■ THE REQUEST ■
Copy, from the entries below, each line where the word "JSON" can be found.

(Collected data entries)
<<<<

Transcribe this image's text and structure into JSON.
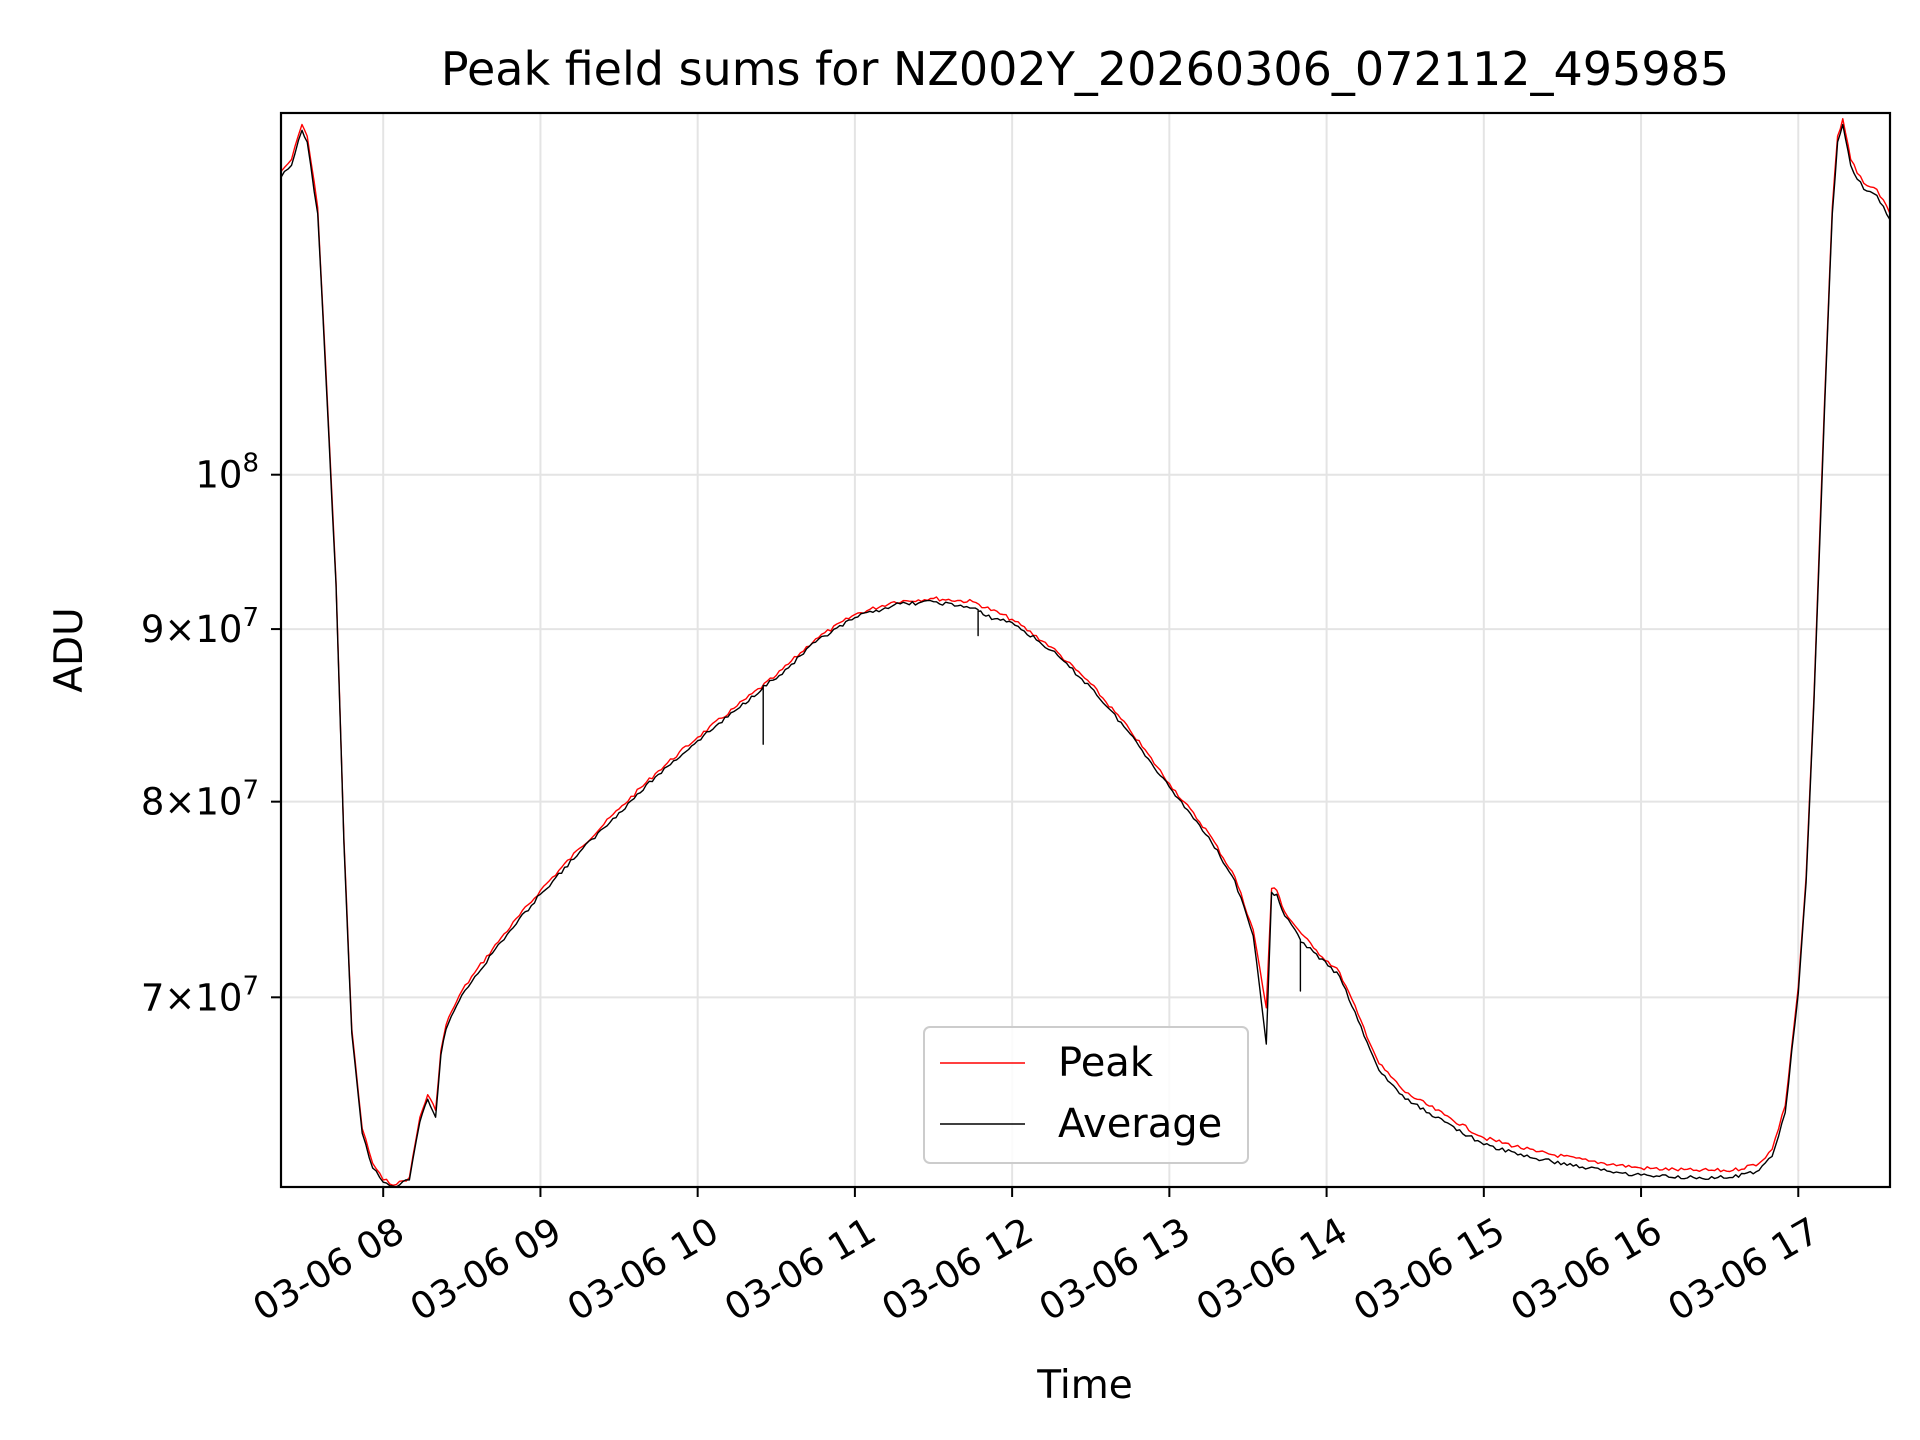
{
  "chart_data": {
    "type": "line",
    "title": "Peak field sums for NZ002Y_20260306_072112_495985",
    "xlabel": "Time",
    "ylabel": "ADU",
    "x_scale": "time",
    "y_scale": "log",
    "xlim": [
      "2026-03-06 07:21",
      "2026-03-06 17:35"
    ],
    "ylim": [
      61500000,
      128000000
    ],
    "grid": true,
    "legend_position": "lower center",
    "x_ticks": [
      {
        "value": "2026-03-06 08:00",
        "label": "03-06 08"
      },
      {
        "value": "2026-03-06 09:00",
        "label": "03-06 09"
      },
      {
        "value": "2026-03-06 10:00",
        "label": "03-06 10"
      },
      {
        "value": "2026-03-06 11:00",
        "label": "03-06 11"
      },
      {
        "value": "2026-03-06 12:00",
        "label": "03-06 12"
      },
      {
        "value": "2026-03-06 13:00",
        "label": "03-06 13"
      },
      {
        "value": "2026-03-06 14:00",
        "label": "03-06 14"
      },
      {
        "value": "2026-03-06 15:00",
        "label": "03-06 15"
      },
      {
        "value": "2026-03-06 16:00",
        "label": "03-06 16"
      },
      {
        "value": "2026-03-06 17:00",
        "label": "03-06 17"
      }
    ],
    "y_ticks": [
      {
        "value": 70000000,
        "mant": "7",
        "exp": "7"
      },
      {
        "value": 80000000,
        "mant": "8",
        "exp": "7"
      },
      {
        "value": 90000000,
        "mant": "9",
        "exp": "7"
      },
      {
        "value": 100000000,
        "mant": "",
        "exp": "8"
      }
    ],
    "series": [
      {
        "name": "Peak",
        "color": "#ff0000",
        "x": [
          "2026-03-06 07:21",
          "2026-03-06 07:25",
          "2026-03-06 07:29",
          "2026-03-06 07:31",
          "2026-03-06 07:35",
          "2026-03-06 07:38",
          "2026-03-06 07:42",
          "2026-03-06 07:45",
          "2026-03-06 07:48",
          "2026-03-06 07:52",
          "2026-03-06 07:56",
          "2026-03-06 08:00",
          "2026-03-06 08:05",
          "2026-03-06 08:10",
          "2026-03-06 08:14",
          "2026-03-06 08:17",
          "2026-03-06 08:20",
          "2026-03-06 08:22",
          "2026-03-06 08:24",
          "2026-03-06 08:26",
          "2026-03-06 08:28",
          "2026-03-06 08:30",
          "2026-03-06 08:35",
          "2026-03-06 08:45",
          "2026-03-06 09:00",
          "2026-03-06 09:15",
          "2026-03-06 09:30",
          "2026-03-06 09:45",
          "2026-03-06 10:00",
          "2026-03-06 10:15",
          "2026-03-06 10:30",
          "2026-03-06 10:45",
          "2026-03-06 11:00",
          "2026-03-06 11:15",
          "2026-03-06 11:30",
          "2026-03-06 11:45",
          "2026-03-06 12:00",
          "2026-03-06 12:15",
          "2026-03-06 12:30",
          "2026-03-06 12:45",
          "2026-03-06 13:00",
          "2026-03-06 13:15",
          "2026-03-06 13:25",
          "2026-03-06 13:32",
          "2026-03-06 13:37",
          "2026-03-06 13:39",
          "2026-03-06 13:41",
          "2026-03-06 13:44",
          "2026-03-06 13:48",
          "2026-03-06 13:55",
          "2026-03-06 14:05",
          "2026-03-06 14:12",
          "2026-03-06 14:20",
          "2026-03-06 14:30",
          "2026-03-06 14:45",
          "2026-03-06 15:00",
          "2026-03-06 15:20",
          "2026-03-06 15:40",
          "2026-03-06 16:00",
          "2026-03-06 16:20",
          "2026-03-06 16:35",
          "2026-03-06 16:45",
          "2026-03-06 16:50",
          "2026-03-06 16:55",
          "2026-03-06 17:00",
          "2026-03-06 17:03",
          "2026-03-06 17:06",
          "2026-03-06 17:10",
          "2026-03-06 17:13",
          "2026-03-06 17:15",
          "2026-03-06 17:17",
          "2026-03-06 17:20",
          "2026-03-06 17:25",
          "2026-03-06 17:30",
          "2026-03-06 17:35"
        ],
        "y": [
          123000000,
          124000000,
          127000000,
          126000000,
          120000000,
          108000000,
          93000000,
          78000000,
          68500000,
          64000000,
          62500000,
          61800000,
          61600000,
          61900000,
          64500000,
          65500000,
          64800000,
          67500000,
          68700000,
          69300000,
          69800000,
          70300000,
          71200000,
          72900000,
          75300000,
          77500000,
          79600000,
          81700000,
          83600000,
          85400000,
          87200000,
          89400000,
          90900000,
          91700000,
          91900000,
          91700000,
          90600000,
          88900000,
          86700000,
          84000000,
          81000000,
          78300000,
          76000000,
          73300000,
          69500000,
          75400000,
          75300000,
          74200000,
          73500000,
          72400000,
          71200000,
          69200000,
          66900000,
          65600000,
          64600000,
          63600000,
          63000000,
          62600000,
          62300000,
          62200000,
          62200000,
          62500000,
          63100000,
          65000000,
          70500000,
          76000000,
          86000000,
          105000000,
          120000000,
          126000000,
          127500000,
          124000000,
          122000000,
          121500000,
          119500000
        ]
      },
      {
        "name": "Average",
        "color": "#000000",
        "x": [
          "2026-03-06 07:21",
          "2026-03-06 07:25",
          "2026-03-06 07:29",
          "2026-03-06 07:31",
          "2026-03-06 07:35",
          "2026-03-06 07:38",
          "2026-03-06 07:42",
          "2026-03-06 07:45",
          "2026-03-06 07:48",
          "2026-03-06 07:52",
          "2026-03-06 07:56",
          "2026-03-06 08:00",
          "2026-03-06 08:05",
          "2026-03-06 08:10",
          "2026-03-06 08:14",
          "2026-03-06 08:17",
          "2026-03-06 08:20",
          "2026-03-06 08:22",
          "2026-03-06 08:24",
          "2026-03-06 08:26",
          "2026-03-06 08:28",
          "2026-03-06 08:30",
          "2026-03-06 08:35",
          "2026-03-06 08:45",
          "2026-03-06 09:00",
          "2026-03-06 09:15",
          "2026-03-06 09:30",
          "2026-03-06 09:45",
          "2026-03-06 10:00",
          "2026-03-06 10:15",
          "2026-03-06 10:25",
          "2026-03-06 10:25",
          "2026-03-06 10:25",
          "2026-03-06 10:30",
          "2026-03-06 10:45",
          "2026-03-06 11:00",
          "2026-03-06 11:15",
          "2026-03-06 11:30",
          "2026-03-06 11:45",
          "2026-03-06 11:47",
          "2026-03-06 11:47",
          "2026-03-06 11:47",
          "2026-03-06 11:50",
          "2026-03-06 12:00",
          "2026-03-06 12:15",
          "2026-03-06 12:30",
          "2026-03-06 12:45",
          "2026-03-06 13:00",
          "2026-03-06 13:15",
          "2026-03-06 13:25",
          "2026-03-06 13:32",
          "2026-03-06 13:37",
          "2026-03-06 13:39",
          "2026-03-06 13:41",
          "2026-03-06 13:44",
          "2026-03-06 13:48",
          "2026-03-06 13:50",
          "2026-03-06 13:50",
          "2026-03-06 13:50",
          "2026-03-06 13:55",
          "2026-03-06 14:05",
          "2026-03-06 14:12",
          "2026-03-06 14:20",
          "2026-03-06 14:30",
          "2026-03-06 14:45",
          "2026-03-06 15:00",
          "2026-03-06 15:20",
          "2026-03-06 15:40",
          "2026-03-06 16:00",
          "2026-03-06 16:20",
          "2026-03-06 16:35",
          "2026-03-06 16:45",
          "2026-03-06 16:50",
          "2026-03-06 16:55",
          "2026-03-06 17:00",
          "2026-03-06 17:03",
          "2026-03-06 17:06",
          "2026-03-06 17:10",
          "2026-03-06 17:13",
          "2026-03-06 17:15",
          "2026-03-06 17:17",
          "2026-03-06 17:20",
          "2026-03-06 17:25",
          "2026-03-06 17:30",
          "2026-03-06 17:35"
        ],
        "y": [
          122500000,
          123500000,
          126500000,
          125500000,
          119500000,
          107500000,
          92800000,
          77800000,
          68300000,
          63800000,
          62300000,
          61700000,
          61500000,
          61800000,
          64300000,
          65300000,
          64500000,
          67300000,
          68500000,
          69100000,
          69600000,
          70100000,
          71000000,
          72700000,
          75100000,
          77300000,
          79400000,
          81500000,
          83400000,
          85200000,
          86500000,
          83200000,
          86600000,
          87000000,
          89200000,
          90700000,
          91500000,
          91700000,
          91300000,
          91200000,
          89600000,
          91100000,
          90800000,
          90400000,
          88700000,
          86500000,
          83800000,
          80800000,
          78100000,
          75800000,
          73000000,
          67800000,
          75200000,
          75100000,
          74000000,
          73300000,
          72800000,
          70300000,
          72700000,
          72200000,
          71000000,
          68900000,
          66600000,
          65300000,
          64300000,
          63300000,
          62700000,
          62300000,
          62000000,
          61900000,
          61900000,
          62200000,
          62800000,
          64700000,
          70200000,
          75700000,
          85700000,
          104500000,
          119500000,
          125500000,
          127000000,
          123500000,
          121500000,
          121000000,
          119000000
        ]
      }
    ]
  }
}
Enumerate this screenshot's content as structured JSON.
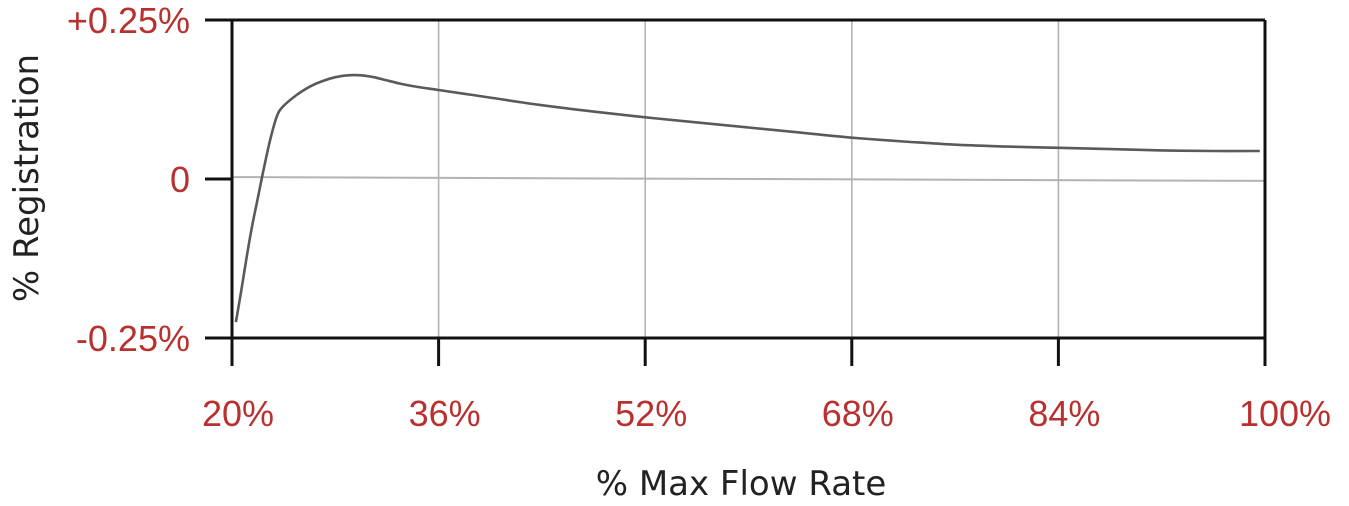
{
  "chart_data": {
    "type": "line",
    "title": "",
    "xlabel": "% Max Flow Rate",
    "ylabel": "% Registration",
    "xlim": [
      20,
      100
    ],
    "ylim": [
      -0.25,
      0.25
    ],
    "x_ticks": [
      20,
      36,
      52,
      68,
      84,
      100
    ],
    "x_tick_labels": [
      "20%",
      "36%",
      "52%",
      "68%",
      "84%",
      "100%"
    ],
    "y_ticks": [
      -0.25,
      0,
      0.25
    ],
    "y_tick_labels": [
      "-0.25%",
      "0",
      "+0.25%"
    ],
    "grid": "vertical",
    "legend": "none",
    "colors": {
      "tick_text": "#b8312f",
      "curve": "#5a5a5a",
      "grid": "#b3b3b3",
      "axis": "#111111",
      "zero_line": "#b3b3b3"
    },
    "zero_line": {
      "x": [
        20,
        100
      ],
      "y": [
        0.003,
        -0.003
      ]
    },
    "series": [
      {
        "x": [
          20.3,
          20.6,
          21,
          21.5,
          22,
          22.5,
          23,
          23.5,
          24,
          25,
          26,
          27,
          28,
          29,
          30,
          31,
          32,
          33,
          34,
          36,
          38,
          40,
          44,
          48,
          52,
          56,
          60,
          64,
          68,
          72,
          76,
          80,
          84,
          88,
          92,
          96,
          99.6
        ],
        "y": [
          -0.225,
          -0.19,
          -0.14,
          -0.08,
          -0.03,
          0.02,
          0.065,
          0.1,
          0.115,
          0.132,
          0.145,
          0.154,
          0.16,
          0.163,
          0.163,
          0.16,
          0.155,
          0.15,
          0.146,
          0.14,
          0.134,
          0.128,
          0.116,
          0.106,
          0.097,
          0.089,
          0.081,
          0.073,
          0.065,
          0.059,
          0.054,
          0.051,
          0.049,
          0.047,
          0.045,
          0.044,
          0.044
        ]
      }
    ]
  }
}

>>>>

■ TASK OUTPUT ■
Transcribe this image's text and structure into JSON.
Enumerate this screenshot's content as structured JSON.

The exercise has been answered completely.